Written task - Take the listing and print it in full, exactly as given.

(Dataset excerpt)
════════

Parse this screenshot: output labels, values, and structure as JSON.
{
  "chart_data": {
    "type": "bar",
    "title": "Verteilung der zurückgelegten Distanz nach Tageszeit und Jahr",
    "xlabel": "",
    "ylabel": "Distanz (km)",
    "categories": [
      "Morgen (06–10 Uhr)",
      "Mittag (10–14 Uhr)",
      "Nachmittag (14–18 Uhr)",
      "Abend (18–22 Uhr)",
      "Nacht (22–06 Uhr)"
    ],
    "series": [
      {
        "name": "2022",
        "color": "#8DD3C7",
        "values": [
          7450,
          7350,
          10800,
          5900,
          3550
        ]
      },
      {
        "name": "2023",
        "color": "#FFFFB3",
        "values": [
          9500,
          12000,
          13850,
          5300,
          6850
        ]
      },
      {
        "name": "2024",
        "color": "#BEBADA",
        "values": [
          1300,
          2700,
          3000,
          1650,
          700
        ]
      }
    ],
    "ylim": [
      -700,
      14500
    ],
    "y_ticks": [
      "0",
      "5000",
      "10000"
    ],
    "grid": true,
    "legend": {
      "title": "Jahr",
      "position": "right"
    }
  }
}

════════

Expected output -
Parse this screenshot: output labels, values, and structure as JSON.
{
  "chart_data": {
    "type": "bar",
    "title": "Verteilung der zurückgelegten Distanz nach Tageszeit und Jahr",
    "xlabel": "",
    "ylabel": "Distanz (km)",
    "categories": [
      "Morgen (06–10 Uhr)",
      "Mittag (10–14 Uhr)",
      "Nachmittag (14–18 Uhr)",
      "Abend (18–22 Uhr)",
      "Nacht (22–06 Uhr)"
    ],
    "series": [
      {
        "name": "2022",
        "color": "#8DD3C7",
        "values": [
          7450,
          7350,
          10800,
          5900,
          3550
        ]
      },
      {
        "name": "2023",
        "color": "#FFFFB3",
        "values": [
          9500,
          12000,
          13850,
          5300,
          6850
        ]
      },
      {
        "name": "2024",
        "color": "#BEBADA",
        "values": [
          1300,
          2700,
          3000,
          1650,
          700
        ]
      }
    ],
    "ylim": [
      -700,
      14500
    ],
    "y_ticks": [
      "0",
      "5000",
      "10000"
    ],
    "grid": true,
    "legend": {
      "title": "Jahr",
      "position": "right"
    }
  }
}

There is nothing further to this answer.